- _ARTICLE_:
↓

We have all been here before, we have all been here before, we have all been here before…

“Déjà vu” – Crosby, Stills, Nash and Young

There once was a hero who probably embodied all that was America.

But in a shocking act of violence he was taken from us, perhaps when we needed him the most.

When the citizens of our country found out, there was a great hew and cry in the media, and the masses swept into our stores to find out if this could indeed be true. Despite the inspiration of this America hero, despite the moral lessons he stood for, a parasitic tide of opportunists decided the best way to honor his memory was to cash in on his death. YES! Their was some honest grief in there, people who truly wanted to see the last days of a hero, but they were matched, or surpassed, by a mass who thought “well, I can profit from this”, as people always profit from tragedy, which drove the frenzy even higher.

It didn’t last, of course, these things never do; and eventually, as we always need them to, our hero returned.

Now, I can’t speak for anyone else, but these days, when I get a copy of Superman #75, it generally goes straight into our 25-cent box.

…wait, what did you think I was talking about?

Oh, that!

So, yeah its 14 years later, and this time its Captain America #25. But those of us who are the marathon runners in the funny book business have been here before.

There’s a couple of significant differences this time, of course (there always are), and probably the largest one is that Captain America #25, unlike Superman #75, was actually a fairly compelling read, utilizing the specific strengths of the comic form to tell a human-based story that was reasonably complex. In fact, if there’s a single key difference between the two events, it is that Captain America #25 holds a pretty decent likelihood of creating a new, or reigniting a faded interest in comics. “The Death of Superman” was, in précis, absolutely everything that was wrong about mid-90s comic book storytelling – bombast holding sway over humanity, spectacle and splash ruling over all. “The Death of Captain America”, though it devolved from a series (Civil War) that is a good example of what’s wrong with mid-aughts storytelling – namely the plothammer over the rational through-line of historical character action – specifically transcended its parent in how it was handled.

So that’s really really good, and probably can’t be stated enough – this was work with a great deal of craft, and so, should, increase the chances we get more long-term readers into comics. (there’s other barriers that have sprung up against that, as well, but we’ll get to those later)

Credit should also be given to both Marvel and Diamond for surmounting some of the physical distribution issues involved here. Once the demand was apparent, Marvel moved quickly to get additional stock into the marketplace, and Diamond did some extraordinary steps to make sure the books moved, on a tight schedule, into stores the next week. These are prudent moves, and I’m glad they were taken.

It remains to be seen what the extent of these extra copies really is. Given that orders were still be taken roughly 48 hours after release for more first printings, I think it’s pretty safe to assume that the overprint was at least 100%, if not greater (I’ve more than doubled my initials, for example, and it sounds like they’ll all fill) – though we won’t be able to puzzle it out for a few more weeks when the March charts are released.

It’s weird, I’ve been musing over how to word the next paragraph for like 10 minutes now, and all I’ve really done is convince myself that retailers really do have a “battered wife syndrome” with regards to Marvel. I really want to praise them for overprinting. I want to give them kudos for quickly moving those copies into the system. But every other Diamond-exclusive publisher is already doing these things. Further, those copies would have already been in Diamond’s system, so there wouldn’t have had to be the exceptional rigmarole that was gone through to bring these copies to market.

↑

- _SOURCE EXCERPT_:

↓

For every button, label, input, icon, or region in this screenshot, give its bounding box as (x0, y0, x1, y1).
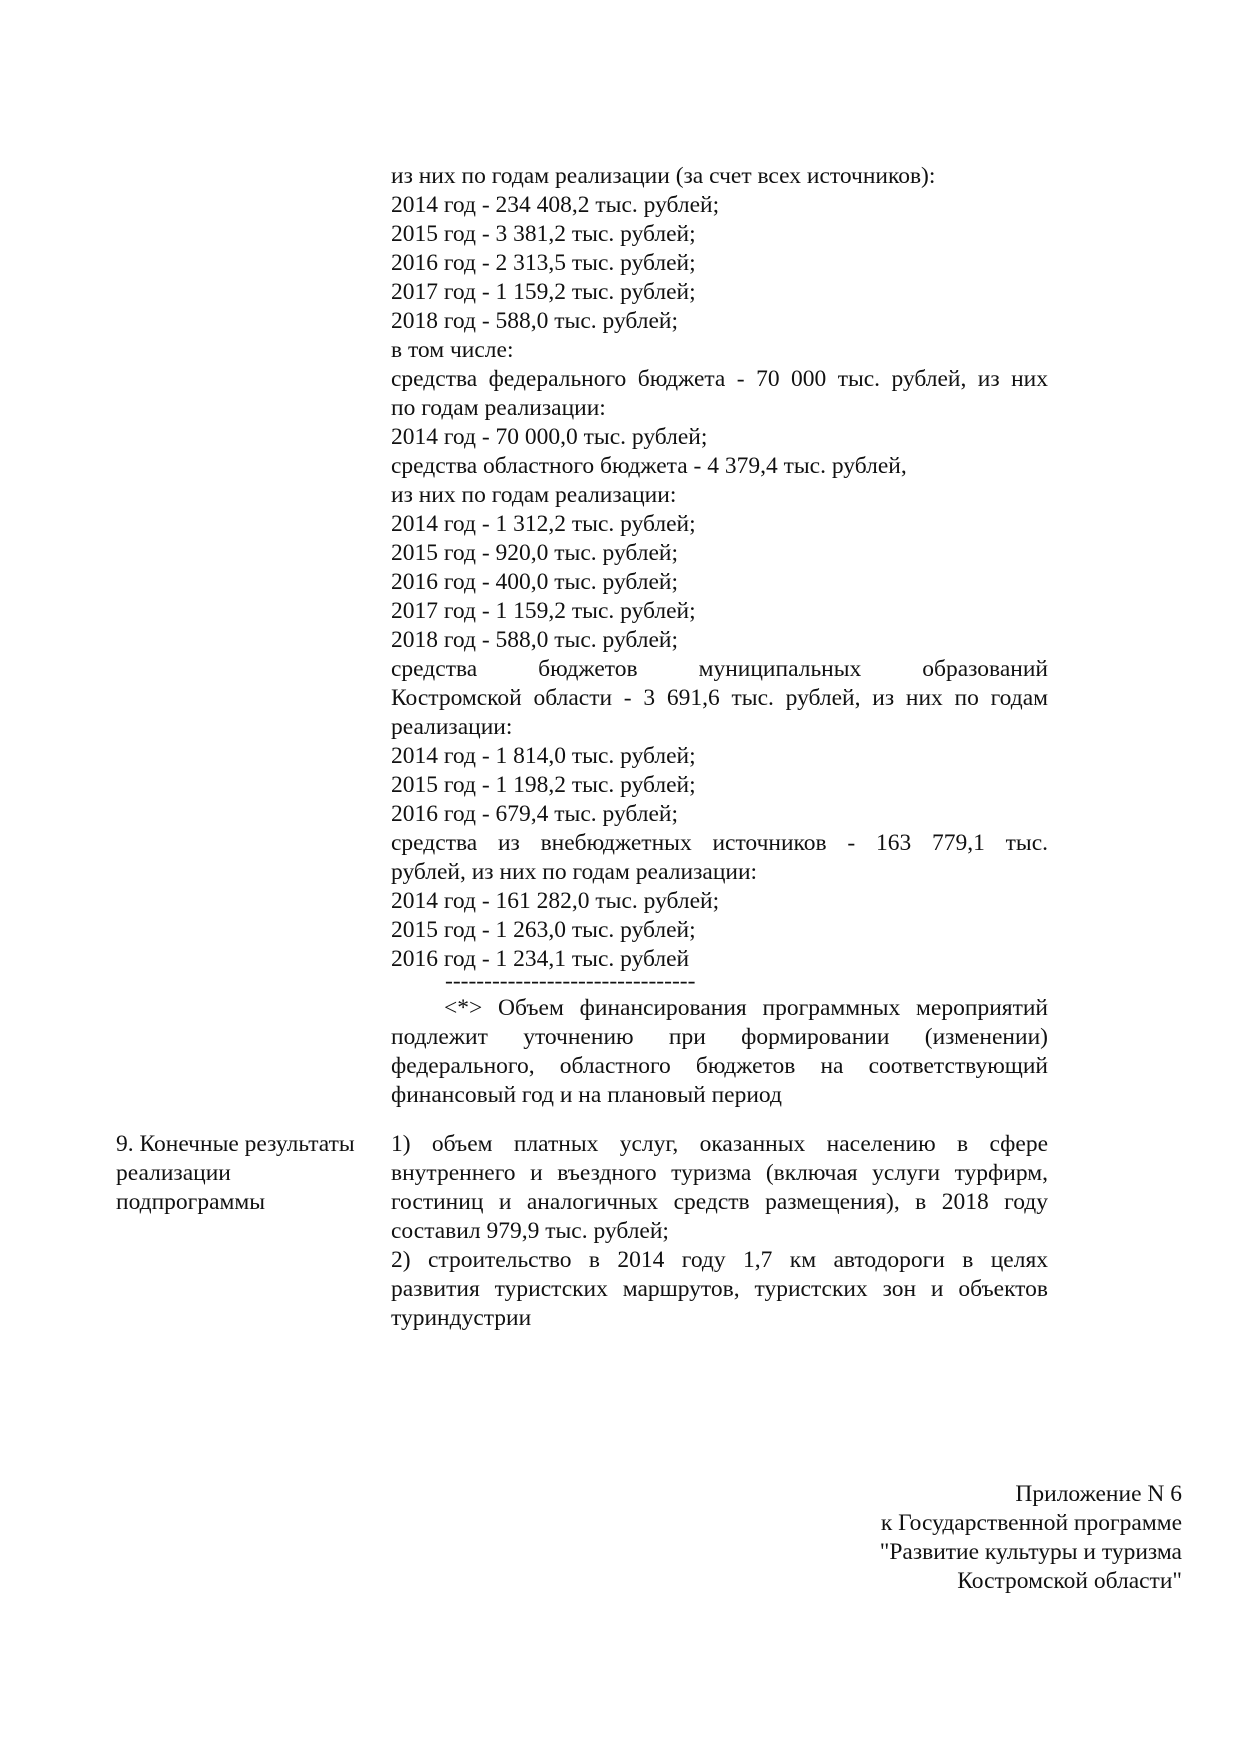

↑

- _TASK INSTRUCTIONS_:
A) Decide whether each statement agrees with the piece on Captain America #25. Answer yes or no for each, and quote the words that settle it: (i) The author puts copies of Superman #75 into a 25-cent box. (ii) The author calls Captain America #25 a weak read. (iii) The author has more than doubled initial orders.
B) Extend the piece on Captain America #25 past its final paragraph.
The material placed after the piece on Captain America #25 comes from a different source.

- _THE RESULTS_:
A)
(i) Yes: "it generally goes straight into our 25-cent box"
(ii) No: "was actually a fairly compelling read"
(iii) Yes: "I’ve more than doubled my initials"

B)
I really am sincere that I want to praise the strong overprinting and the steps taken, because it’s my perception that the limiting factor in Marvel Supply is the penurious and miserly hand of the Board of Directors, not Marvel Publishing’s management. And I want to encourage such behavior, because the more examples we have of it strongly working, the more likely the right number of copies of Marvel books will make it to the stores in the end. I just wish I didn’t have to, is all.

So, that’s the good. The quality of the comic was very high, more copies are being quickly brought to market, another printing is following hot on the heels.

The bad can be broken down into two measures: Greed, and Trust.

Just as in 1993, the speculators descended down from the heavens. Eager to flip a $3 purchase into $20 or more, there’s not a store in America that can’t tell you a story of someone this week trying to buy out their entire stock, or coming up with some half-ass lie in order to get around quantity restrictions, or something similar.

The difference between now and 1993, is we can see the scope of it a lot clearer on eBay.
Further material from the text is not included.